#### [What the task requires]
Your task is to transcribe all of the records exactly and leave out the pictures.

(Chart and figure data)
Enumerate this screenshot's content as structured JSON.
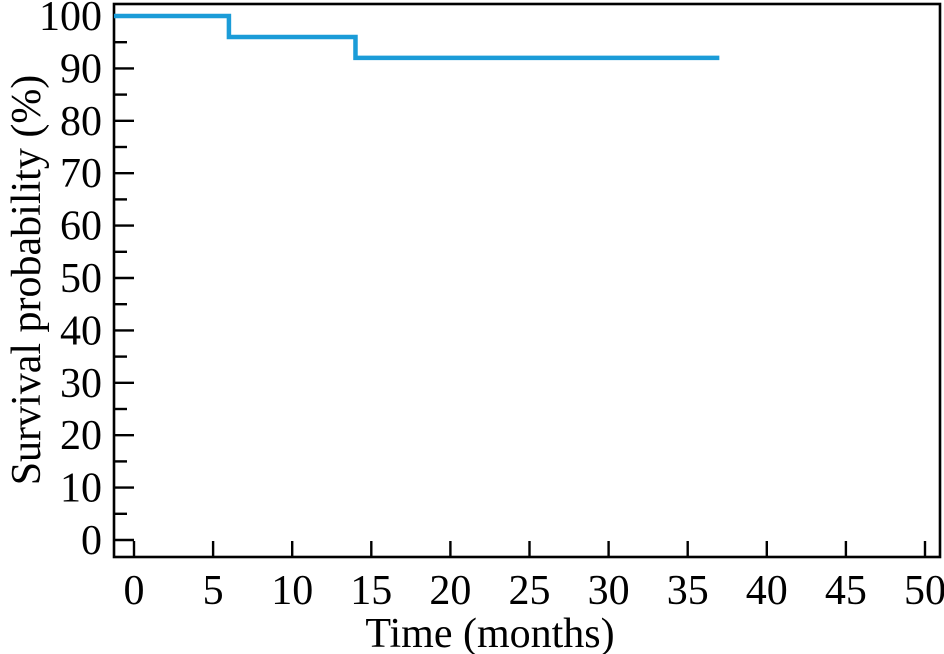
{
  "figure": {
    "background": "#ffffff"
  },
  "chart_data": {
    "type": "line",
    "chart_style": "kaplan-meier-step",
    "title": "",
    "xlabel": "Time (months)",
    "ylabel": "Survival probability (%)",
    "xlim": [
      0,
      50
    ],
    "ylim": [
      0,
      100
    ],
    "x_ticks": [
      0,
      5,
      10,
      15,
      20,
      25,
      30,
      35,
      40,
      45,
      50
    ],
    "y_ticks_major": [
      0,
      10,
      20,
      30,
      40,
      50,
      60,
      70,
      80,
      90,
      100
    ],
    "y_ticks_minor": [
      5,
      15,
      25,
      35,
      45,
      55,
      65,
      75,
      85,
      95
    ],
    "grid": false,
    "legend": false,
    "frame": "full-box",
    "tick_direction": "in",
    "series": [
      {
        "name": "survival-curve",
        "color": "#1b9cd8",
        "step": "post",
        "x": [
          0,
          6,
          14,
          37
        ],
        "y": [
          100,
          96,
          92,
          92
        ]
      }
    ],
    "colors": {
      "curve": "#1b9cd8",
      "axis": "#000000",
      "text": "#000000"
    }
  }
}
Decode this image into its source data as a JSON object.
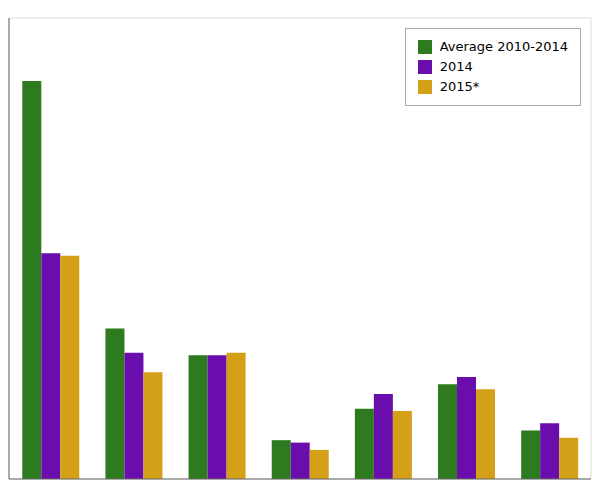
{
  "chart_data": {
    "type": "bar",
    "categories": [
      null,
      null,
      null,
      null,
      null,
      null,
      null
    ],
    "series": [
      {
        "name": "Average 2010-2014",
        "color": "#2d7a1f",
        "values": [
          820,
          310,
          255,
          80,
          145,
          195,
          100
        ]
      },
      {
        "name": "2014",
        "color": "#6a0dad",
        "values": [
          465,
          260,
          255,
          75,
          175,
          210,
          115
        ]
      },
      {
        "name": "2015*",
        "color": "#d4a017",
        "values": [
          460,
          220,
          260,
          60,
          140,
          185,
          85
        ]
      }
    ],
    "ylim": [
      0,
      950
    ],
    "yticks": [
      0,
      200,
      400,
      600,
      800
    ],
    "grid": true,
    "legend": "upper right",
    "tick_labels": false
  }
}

#### [Task response]
Enumerate this screenshot's content as structured JSON.
{
  "figure": {
    "background": "#ffffff"
  },
  "chart_data": {
    "type": "line",
    "chart_style": "kaplan-meier-step",
    "title": "",
    "xlabel": "Time (months)",
    "ylabel": "Survival probability (%)",
    "xlim": [
      0,
      50
    ],
    "ylim": [
      0,
      100
    ],
    "x_ticks": [
      0,
      5,
      10,
      15,
      20,
      25,
      30,
      35,
      40,
      45,
      50
    ],
    "y_ticks_major": [
      0,
      10,
      20,
      30,
      40,
      50,
      60,
      70,
      80,
      90,
      100
    ],
    "y_ticks_minor": [
      5,
      15,
      25,
      35,
      45,
      55,
      65,
      75,
      85,
      95
    ],
    "grid": false,
    "legend": false,
    "frame": "full-box",
    "tick_direction": "in",
    "series": [
      {
        "name": "survival-curve",
        "color": "#1b9cd8",
        "step": "post",
        "x": [
          0,
          6,
          14,
          37
        ],
        "y": [
          100,
          96,
          92,
          92
        ]
      }
    ],
    "colors": {
      "curve": "#1b9cd8",
      "axis": "#000000",
      "text": "#000000"
    }
  }
}
Decode this image into its source data as a JSON object.
{
  "chart_data": {
    "type": "bar",
    "categories": [
      null,
      null,
      null,
      null,
      null,
      null,
      null
    ],
    "series": [
      {
        "name": "Average 2010-2014",
        "color": "#2d7a1f",
        "values": [
          820,
          310,
          255,
          80,
          145,
          195,
          100
        ]
      },
      {
        "name": "2014",
        "color": "#6a0dad",
        "values": [
          465,
          260,
          255,
          75,
          175,
          210,
          115
        ]
      },
      {
        "name": "2015*",
        "color": "#d4a017",
        "values": [
          460,
          220,
          260,
          60,
          140,
          185,
          85
        ]
      }
    ],
    "ylim": [
      0,
      950
    ],
    "yticks": [
      0,
      200,
      400,
      600,
      800
    ],
    "grid": true,
    "legend": "upper right",
    "tick_labels": false
  }
}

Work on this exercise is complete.